## START Rows
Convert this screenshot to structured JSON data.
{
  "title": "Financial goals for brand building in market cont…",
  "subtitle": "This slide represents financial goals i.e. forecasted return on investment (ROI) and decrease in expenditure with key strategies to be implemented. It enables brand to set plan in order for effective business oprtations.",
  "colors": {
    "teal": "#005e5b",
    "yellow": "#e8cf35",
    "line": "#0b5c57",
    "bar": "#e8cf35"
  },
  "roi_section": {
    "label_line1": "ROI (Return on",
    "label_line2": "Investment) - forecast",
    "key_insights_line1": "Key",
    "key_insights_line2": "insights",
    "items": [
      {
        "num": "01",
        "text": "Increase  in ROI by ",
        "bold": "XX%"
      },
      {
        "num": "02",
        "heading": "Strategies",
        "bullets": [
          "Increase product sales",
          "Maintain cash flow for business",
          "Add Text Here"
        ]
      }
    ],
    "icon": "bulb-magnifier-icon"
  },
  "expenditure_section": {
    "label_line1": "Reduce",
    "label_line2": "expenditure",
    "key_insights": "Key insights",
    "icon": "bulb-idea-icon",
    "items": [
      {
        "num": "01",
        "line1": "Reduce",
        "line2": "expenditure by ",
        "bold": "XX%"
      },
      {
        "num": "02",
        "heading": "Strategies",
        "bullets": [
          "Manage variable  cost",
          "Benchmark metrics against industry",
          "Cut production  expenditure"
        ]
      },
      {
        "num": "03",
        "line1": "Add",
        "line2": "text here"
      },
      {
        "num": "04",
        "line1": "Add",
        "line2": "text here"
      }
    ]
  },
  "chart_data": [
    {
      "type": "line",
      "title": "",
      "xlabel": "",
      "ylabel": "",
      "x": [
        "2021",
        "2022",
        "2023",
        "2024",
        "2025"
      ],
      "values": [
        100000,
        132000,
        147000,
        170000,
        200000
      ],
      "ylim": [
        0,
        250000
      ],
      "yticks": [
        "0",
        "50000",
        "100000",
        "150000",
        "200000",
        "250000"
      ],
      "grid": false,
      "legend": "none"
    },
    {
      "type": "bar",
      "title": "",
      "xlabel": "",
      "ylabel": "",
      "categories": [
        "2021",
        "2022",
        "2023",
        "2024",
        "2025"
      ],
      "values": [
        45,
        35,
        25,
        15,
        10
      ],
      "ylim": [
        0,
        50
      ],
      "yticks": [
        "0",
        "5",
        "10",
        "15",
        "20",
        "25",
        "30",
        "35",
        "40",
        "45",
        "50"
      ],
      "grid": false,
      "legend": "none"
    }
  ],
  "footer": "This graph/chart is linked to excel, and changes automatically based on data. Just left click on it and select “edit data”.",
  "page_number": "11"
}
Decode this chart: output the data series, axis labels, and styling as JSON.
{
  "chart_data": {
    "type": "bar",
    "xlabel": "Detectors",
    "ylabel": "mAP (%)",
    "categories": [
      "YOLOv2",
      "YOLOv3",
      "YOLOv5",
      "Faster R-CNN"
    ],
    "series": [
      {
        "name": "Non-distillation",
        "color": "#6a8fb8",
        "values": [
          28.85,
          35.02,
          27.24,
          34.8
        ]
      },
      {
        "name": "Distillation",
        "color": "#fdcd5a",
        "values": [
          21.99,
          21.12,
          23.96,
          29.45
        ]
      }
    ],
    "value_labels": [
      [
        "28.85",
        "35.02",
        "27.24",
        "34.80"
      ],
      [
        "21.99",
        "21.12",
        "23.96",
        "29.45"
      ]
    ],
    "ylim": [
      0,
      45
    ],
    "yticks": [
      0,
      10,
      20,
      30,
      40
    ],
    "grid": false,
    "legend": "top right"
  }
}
## END Rows
## START Rows
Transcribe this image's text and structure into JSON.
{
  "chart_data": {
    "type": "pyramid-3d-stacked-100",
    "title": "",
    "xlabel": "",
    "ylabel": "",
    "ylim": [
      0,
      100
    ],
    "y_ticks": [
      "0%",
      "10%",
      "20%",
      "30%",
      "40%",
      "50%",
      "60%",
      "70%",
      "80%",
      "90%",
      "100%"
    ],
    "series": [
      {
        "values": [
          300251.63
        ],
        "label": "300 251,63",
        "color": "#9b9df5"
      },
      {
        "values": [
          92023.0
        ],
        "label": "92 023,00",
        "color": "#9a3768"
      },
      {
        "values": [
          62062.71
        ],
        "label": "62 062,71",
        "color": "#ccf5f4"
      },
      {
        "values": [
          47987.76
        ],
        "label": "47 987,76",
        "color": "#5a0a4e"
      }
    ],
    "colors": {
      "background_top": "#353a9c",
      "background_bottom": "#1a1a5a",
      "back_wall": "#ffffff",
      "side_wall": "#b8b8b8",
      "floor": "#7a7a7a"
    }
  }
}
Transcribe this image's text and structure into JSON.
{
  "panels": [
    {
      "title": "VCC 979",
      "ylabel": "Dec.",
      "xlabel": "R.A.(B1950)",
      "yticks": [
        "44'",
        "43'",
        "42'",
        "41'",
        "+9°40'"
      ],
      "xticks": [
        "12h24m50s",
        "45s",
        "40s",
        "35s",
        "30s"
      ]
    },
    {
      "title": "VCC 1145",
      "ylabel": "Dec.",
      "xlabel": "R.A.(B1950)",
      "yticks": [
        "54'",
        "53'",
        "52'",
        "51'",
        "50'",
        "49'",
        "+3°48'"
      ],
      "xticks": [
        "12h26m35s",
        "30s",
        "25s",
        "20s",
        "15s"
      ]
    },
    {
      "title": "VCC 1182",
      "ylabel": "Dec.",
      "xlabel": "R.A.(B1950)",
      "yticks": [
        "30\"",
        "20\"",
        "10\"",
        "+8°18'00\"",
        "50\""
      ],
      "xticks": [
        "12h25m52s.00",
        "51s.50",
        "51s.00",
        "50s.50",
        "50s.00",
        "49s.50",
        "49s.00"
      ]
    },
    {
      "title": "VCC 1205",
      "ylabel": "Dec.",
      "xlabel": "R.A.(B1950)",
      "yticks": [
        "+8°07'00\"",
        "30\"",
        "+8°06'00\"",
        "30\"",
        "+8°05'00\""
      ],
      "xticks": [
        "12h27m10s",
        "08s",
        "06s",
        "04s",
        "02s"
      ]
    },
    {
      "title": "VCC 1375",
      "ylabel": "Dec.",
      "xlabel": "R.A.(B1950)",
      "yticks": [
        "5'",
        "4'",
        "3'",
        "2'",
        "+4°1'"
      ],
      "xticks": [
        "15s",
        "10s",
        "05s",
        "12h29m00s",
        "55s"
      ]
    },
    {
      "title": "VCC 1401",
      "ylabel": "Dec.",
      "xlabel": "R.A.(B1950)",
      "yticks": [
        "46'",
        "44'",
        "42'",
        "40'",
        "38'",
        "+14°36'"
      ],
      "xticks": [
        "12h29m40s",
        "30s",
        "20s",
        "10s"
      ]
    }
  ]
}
## END Rows
-- To do --
Write out every line of the preceding listing that contains "JSON".

-- Result below --
Convert this screenshot to structured JSON data.
Decode this chart: output the data series, axis labels, and styling as JSON.
Transcribe this image's text and structure into JSON.
Transcribe this image's text and structure into JSON.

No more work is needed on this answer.